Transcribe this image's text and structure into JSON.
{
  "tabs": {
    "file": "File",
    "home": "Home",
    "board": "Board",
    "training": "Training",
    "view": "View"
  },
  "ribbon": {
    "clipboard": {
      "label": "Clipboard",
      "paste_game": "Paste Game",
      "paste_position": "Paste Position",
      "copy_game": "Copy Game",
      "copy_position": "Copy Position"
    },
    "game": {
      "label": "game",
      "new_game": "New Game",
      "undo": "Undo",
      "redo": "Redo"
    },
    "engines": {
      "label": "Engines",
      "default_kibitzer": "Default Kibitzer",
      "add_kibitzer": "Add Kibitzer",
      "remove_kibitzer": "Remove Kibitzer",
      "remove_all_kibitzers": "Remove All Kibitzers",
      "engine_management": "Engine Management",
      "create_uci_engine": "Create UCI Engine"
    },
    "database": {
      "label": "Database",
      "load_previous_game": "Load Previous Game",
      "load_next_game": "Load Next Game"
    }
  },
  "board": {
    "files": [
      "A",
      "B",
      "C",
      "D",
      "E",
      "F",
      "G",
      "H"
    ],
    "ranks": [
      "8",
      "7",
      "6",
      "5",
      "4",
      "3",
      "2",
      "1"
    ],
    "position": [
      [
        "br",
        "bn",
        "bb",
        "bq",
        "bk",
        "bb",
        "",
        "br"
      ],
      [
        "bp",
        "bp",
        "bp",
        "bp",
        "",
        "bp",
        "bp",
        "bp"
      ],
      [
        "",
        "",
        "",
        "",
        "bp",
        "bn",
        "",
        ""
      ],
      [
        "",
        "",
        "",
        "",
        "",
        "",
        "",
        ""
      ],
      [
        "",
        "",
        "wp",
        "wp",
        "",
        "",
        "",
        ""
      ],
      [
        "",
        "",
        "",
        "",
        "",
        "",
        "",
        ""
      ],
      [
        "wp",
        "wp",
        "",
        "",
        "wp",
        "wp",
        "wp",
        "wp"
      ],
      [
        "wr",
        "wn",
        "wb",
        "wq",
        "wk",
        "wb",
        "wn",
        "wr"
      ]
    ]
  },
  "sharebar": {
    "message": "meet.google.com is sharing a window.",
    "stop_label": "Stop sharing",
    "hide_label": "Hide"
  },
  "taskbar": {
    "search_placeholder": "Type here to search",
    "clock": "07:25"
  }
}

**EXERCISE INSTRUCTIONS:** Using the listing above, gather each line that holds the string "Load" and copy it.

**IN RESPONSE:**
      "load_previous_game": "Load Previous Game",
      "load_next_game": "Load Next Game"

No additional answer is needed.